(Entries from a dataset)
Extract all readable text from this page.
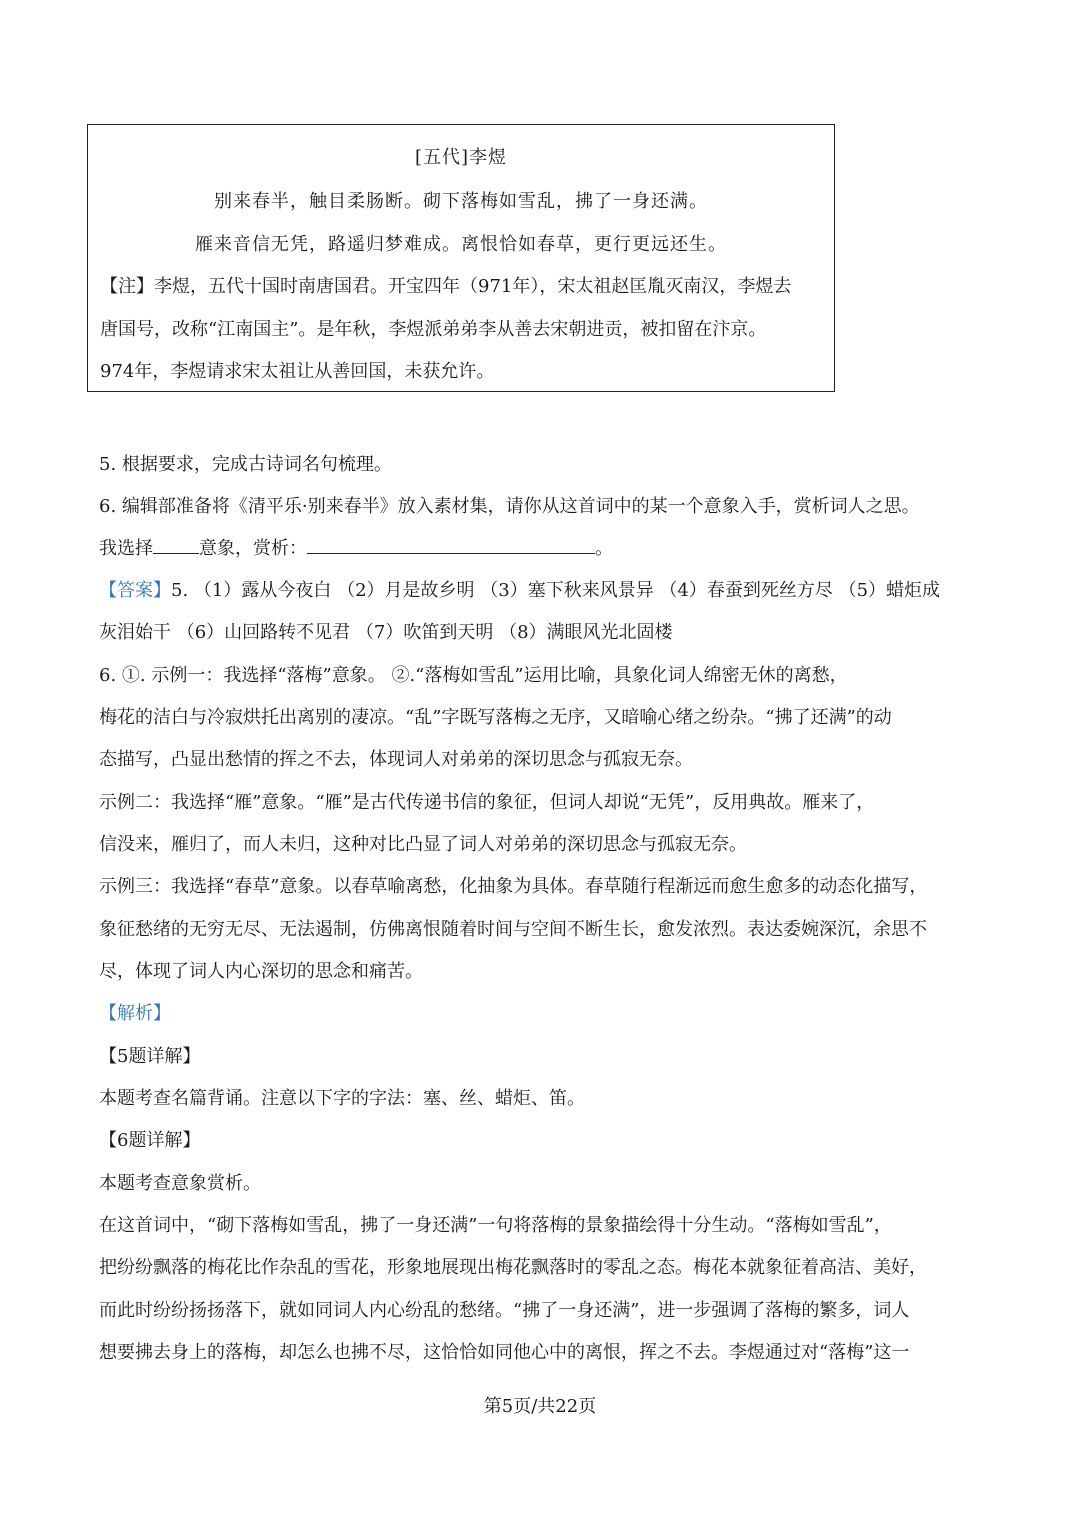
[五代]李煜
别来春半，触目柔肠断。砌下落梅如雪乱，拂了一身还满。
雁来音信无凭，路遥归梦难成。离恨恰如春草，更行更远还生。
【注】李煜，五代十国时南唐国君。开宝四年（971年），宋太祖赵匡胤灭南汉，李煜去
唐国号，改称“江南国主”。是年秋，李煜派弟弟李从善去宋朝进贡，被扣留在汴京。
974年，李煜请求宋太祖让从善回国，未获允许。
5. 根据要求，完成古诗词名句梳理。
6. 编辑部准备将《清平乐·别来春半》放入素材集，请你从这首词中的某一个意象入手，赏析词人之思。
我选择	意象，赏析：	。
【答案】5. （1）露从今夜白 （2）月是故乡明 （3）塞下秋来风景异 （4）春蚕到死丝方尽 （5）蜡炬成
灰泪始干 （6）山回路转不见君 （7）吹笛到天明 （8）满眼风光北固楼
6. ①. 示例一：我选择“落梅”意象。 ②.“落梅如雪乱”运用比喻，具象化词人绵密无休的离愁，
梅花的洁白与冷寂烘托出离别的凄凉。“乱”字既写落梅之无序，又暗喻心绪之纷杂。“拂了还满”的动
态描写，凸显出愁情的挥之不去，体现词人对弟弟的深切思念与孤寂无奈。
示例二：我选择“雁”意象。“雁”是古代传递书信的象征，但词人却说“无凭”，反用典故。雁来了，
信没来，雁归了，而人未归，这种对比凸显了词人对弟弟的深切思念与孤寂无奈。
示例三：我选择“春草”意象。以春草喻离愁，化抽象为具体。春草随行程渐远而愈生愈多的动态化描写，
象征愁绪的无穷无尽、无法遏制，仿佛离恨随着时间与空间不断生长，愈发浓烈。表达委婉深沉，余思不
尽，体现了词人内心深切的思念和痛苦。
【解析】
【5题详解】
本题考查名篇背诵。注意以下字的字法：塞、丝、蜡炬、笛。
【6题详解】
本题考查意象赏析。
在这首词中，“砌下落梅如雪乱，拂了一身还满”一句将落梅的景象描绘得十分生动。“落梅如雪乱”，
把纷纷飘落的梅花比作杂乱的雪花，形象地展现出梅花飘落时的零乱之态。梅花本就象征着高洁、美好，
而此时纷纷扬扬落下，就如同词人内心纷乱的愁绪。“拂了一身还满”，进一步强调了落梅的繁多，词人
想要拂去身上的落梅，却怎么也拂不尽，这恰恰如同他心中的离恨，挥之不去。李煜通过对“落梅”这一
第5页/共22页
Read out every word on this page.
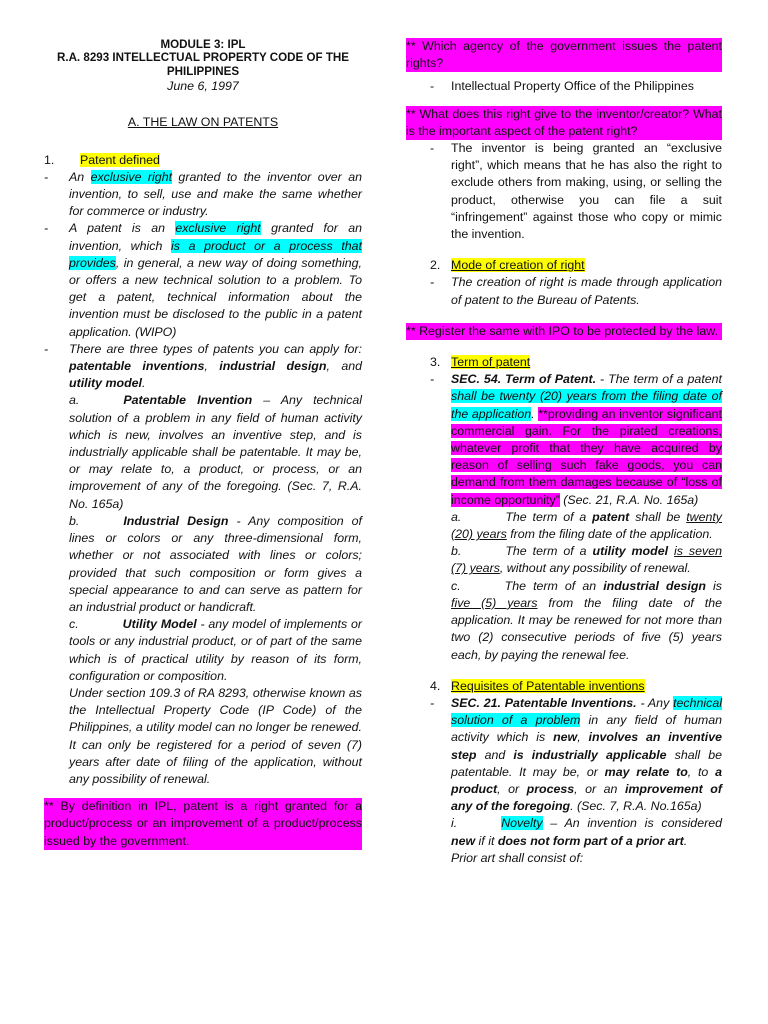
MODULE 3: IPL

R.A. 8293 INTELLECTUAL PROPERTY CODE OF THE PHILIPPINES

June 6, 1997

A. THE LAW ON PATENTS

1. Patent defined

- An exclusive right granted to the inventor over an invention, to sell, use and make the same whether for commerce or industry.

- A patent is an exclusive right granted for an invention, which is a product or a process that provides, in general, a new way of doing something, or offers a new technical solution to a problem. To get a patent, technical information about the invention must be disclosed to the public in a patent application. (WIPO)

- There are three types of patents you can apply for: patentable inventions, industrial design, and utility model.

a.	Patentable Invention – Any technical solution of a problem in any field of human activity which is new, involves an inventive step, and is industrially applicable shall be patentable. It may be, or may relate to, a product, or process, or an improvement of any of the foregoing. (Sec. 7, R.A. No. 165a)

b.	Industrial Design - Any composition of lines or colors or any three-dimensional form, whether or not associated with lines or colors; provided that such composition or form gives a special appearance to and can serve as pattern for an industrial product or handicraft.

c.	Utility Model - any model of implements or tools or any industrial product, or of part of the same which is of practical utility by reason of its form, configuration or composition.

Under section 109.3 of RA 8293, otherwise known as the Intellectual Property Code (IP Code) of the Philippines, a utility model can no longer be renewed. It can only be registered for a period of seven (7) years after date of filing of the application, without any possibility of renewal.

** By definition in IPL, patent is a right granted for a product/process or an improvement of a product/process issued by the government.

** Which agency of the government issues the patent rights?

- Intellectual Property Office of the Philippines

** What does this right give to the inventor/creator? What is the important aspect of the patent right?

- The inventor is being granted an “exclusive right”, which means that he has also the right to exclude others from making, using, or selling the product, otherwise you can file a suit “infringement” against those who copy or mimic the invention.

2. Mode of creation of right

- The creation of right is made through application of patent to the Bureau of Patents.

** Register the same with IPO to be protected by the law.

3. Term of patent

- SEC. 54. Term of Patent. - The term of a patent shall be twenty (20) years from the filing date of the application. **providing an inventor significant commercial gain. For the pirated creations, whatever profit that they have acquired by reason of selling such fake goods, you can demand from them damages because of “loss of income opportunity” (Sec. 21, R.A. No. 165a)

a.	The term of a patent shall be twenty (20) years from the filing date of the application.

b.	The term of a utility model is seven (7) years, without any possibility of renewal.

c.	The term of an industrial design is five (5) years from the filing date of the application. It may be renewed for not more than two (2) consecutive periods of five (5) years each, by paying the renewal fee.

4. Requisites of Patentable inventions

- SEC. 21. Patentable Inventions. - Any technical solution of a problem in any field of human activity which is new, involves an inventive step and is industrially applicable shall be patentable. It may be, or may relate to, to a product, or process, or an improvement of any of the foregoing. (Sec. 7, R.A. No.165a)

i.	Novelty – An invention is considered new if it does not form part of a prior art.
Prior art shall consist of:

#### [Task description]
In the entries above, find each line with the word "page" and copy it.

#### [Exercise answer]
Extract all readable text from this page.
Read out every word on this page.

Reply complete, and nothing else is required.